**Data records**

----------

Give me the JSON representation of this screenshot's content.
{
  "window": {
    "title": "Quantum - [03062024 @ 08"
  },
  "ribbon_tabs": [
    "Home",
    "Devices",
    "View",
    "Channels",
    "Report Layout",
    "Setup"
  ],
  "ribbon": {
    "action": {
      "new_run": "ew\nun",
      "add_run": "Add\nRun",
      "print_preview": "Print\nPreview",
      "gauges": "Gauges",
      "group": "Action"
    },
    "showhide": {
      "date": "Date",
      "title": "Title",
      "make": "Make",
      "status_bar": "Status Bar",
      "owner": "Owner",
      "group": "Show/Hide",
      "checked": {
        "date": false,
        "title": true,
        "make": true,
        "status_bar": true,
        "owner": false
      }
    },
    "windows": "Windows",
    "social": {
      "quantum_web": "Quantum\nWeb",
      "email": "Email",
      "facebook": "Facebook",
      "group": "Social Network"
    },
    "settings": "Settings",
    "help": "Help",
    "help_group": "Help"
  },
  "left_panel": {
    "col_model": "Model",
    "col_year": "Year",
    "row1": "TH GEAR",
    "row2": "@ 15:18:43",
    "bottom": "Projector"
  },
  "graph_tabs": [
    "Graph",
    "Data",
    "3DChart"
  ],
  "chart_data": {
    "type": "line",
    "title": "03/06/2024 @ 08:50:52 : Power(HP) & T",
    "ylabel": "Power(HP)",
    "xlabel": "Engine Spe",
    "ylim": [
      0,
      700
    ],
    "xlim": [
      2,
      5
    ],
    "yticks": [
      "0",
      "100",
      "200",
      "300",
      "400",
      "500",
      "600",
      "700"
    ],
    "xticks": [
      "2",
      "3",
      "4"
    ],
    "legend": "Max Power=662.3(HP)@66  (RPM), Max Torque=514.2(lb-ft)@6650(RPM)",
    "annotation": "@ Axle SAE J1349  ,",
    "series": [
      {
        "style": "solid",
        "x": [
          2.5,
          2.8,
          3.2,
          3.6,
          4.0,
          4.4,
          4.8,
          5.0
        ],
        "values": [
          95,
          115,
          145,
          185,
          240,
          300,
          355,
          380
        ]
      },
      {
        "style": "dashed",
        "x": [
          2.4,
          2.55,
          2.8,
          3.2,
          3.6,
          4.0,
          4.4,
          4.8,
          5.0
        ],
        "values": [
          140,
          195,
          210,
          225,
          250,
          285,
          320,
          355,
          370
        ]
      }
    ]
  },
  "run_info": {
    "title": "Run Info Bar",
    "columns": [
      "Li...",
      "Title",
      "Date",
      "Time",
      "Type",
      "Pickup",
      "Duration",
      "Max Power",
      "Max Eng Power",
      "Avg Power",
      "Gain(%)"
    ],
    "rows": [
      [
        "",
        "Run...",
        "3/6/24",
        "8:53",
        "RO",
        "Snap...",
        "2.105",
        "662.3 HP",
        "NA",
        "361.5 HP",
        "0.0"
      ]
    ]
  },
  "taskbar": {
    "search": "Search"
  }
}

----------

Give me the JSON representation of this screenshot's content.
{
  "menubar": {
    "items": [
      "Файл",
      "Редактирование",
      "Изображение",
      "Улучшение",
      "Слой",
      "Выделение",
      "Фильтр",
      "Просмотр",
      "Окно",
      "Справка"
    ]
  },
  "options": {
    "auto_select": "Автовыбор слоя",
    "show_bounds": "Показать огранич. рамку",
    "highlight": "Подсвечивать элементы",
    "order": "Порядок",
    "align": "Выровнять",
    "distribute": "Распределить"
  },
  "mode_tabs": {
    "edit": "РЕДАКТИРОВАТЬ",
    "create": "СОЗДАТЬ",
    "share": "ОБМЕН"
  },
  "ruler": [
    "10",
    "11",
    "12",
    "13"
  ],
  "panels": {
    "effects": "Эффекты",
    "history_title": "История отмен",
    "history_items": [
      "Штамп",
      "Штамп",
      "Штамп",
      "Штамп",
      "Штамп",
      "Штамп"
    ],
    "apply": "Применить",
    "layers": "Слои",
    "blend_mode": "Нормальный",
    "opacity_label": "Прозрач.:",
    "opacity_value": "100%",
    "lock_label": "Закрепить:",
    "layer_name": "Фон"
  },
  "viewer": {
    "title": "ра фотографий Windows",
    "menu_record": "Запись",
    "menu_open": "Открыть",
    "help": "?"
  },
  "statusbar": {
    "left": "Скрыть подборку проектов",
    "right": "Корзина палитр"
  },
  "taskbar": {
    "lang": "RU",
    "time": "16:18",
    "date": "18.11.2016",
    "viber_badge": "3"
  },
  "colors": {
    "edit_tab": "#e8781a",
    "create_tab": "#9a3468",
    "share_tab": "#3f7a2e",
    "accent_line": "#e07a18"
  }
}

----------

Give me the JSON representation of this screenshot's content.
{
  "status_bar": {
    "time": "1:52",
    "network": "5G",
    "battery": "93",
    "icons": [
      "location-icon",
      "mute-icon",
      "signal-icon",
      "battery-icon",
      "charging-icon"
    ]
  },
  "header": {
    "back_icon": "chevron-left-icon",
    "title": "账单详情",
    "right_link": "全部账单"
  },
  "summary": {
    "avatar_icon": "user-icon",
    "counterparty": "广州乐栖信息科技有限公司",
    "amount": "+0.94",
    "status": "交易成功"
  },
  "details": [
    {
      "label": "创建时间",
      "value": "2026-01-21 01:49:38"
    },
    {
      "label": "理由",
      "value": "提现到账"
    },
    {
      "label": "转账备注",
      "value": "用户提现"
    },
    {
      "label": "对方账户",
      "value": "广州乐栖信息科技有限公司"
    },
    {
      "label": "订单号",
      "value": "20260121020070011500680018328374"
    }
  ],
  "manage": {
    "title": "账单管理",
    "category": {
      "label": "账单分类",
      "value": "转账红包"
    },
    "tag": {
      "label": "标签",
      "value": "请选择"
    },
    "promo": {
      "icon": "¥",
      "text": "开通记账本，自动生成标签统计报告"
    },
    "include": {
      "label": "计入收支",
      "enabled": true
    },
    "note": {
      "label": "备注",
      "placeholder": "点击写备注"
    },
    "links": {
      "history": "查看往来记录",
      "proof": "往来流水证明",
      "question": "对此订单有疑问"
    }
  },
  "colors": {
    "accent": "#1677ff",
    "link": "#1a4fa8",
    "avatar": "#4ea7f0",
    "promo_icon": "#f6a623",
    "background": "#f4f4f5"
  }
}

----------

**What the exercise asks**
Go through the material line by line. Show each line that contains the string "true".

**Full output**
        "title": true,
        "make": true,
        "status_bar": true,
      "enabled": true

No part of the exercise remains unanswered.